= Data for this task =
begin

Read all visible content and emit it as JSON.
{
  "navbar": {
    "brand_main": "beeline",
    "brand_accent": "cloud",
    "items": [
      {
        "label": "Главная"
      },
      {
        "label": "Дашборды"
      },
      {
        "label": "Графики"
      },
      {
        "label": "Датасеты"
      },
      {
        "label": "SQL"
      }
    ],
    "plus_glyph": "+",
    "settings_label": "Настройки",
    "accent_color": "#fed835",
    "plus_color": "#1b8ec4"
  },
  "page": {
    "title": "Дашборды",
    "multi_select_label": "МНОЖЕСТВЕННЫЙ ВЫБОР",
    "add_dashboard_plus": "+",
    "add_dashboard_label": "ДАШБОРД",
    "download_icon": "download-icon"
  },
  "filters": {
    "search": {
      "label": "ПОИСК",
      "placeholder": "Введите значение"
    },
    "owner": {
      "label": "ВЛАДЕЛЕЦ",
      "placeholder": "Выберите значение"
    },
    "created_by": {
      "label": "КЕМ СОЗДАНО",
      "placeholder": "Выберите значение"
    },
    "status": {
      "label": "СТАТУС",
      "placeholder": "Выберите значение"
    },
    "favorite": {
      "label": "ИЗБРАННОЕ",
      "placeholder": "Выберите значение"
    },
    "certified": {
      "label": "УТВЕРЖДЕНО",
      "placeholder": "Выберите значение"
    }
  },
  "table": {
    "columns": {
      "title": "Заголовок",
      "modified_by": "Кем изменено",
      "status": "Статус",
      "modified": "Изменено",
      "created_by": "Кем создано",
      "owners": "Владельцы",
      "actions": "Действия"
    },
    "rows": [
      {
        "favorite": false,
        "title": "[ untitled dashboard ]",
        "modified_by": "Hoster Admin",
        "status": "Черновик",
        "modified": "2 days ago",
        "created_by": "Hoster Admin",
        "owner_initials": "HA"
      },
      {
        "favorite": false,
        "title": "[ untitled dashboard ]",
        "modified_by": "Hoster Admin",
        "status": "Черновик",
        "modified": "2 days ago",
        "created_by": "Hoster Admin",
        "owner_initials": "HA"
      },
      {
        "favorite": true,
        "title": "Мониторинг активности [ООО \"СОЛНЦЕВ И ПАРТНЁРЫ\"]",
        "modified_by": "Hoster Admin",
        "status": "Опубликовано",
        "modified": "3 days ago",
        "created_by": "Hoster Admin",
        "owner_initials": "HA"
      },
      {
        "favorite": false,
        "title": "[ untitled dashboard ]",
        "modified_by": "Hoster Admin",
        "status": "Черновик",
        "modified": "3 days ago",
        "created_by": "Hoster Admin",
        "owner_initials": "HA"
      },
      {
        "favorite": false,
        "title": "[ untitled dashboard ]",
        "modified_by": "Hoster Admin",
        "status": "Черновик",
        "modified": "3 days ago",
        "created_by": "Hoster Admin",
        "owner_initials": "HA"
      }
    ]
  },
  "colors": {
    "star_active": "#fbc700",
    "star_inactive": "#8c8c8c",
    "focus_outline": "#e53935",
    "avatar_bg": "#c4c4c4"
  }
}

end
begin

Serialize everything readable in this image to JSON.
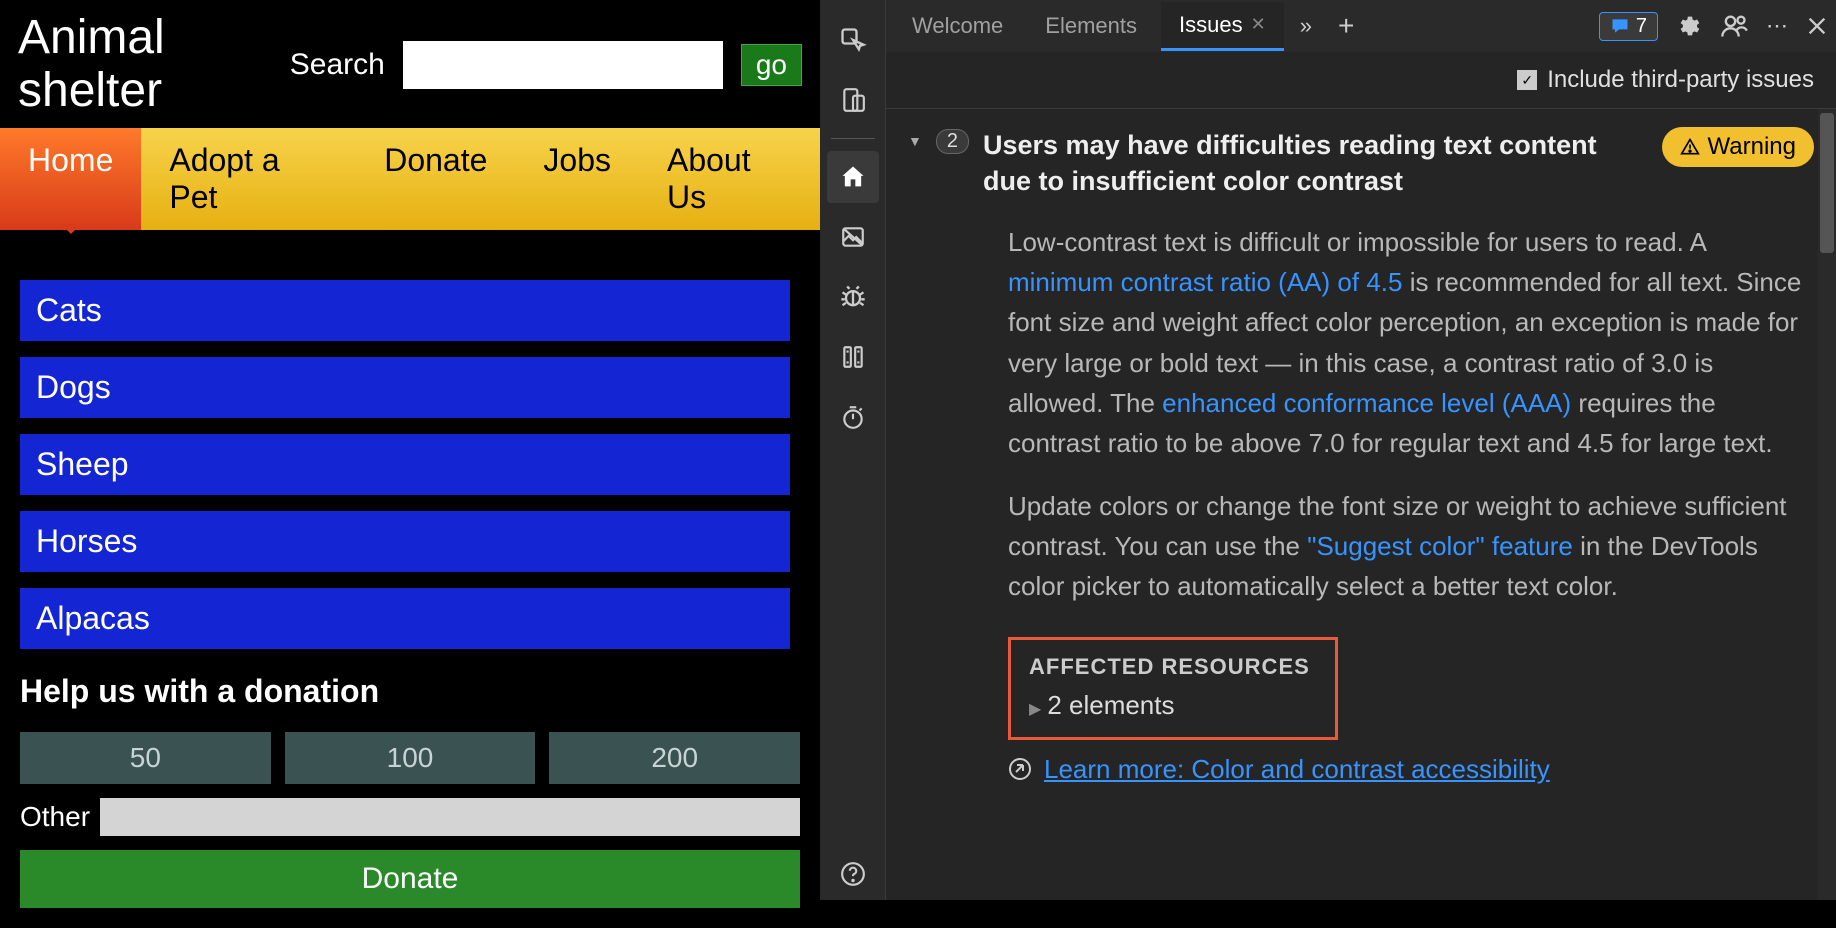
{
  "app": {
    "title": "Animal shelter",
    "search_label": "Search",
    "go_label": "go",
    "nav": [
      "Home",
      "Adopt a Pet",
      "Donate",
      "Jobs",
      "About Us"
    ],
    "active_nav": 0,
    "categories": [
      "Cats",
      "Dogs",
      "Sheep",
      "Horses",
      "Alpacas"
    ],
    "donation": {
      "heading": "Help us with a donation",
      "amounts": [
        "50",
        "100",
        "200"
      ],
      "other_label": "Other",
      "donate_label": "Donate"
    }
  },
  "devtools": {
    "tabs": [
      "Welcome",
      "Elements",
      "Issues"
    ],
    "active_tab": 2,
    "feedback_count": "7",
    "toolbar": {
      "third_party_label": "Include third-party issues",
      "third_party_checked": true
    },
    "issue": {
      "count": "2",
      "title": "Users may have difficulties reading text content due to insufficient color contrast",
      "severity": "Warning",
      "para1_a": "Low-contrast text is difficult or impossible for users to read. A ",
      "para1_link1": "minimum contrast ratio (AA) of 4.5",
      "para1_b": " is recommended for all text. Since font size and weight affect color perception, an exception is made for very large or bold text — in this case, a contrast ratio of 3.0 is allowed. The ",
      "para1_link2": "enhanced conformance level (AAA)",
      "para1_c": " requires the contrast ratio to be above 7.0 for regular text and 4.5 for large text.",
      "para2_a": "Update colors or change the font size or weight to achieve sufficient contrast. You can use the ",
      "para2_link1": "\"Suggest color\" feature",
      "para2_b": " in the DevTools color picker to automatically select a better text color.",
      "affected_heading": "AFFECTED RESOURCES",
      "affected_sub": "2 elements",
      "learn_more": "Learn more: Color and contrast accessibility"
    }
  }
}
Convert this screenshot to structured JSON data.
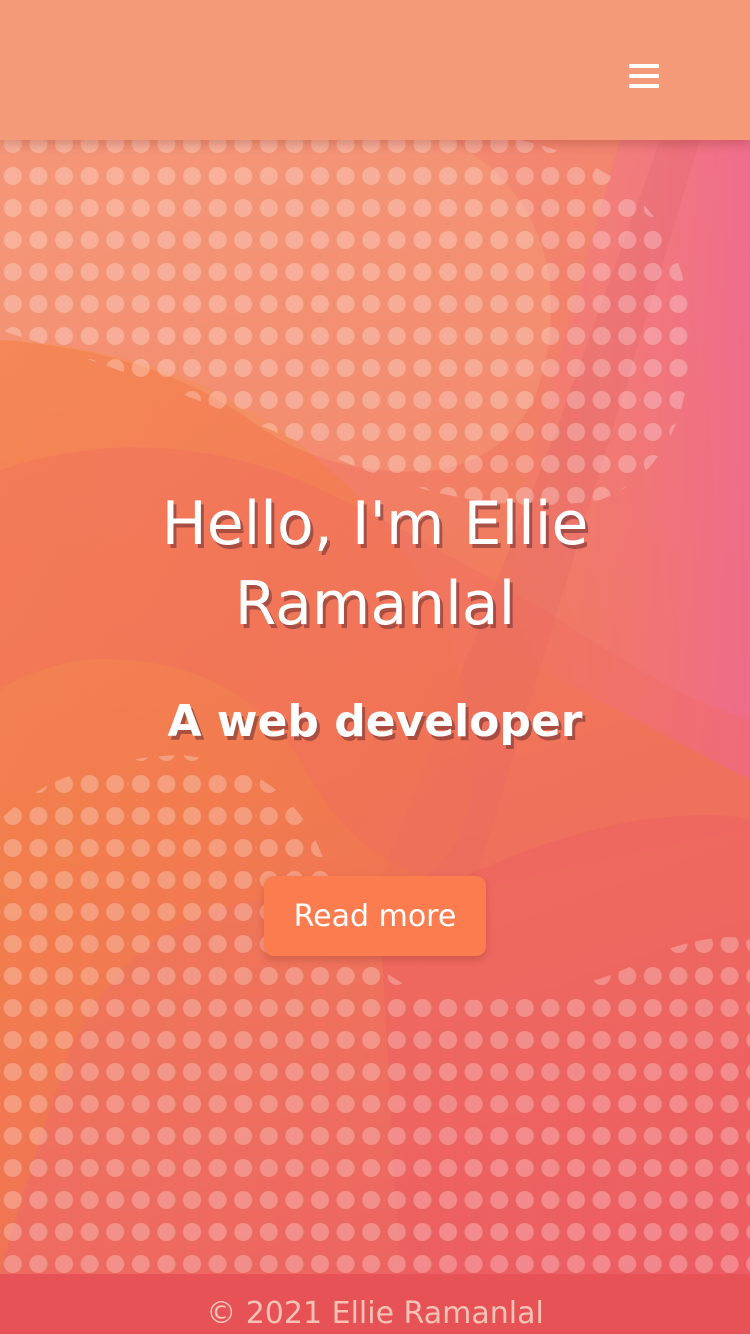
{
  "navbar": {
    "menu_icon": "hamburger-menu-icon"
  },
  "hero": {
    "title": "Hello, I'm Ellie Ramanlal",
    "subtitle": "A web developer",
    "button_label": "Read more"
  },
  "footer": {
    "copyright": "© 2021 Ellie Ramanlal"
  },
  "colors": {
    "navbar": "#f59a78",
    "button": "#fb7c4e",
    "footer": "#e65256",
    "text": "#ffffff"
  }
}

end

= Objective =
Copy out every line of the material above that mentions the word "text".

= Task output =
      "title": "Users may have difficulties reading text content due to insufficient color contrast",
      "para1_a": "Low-contrast text is difficult or impossible for users to read. A ",
      "para1_b": " is recommended for all text. Since font size and weight affect color perception, an exception is made for very large or bold text — in this case, a contrast ratio of 3.0 is allowed. The ",
      "para1_c": " requires the contrast ratio to be above 7.0 for regular text and 4.5 for large text.",
      "para2_b": " in the DevTools color picker to automatically select a better text color.",
    "text": "#ffffff"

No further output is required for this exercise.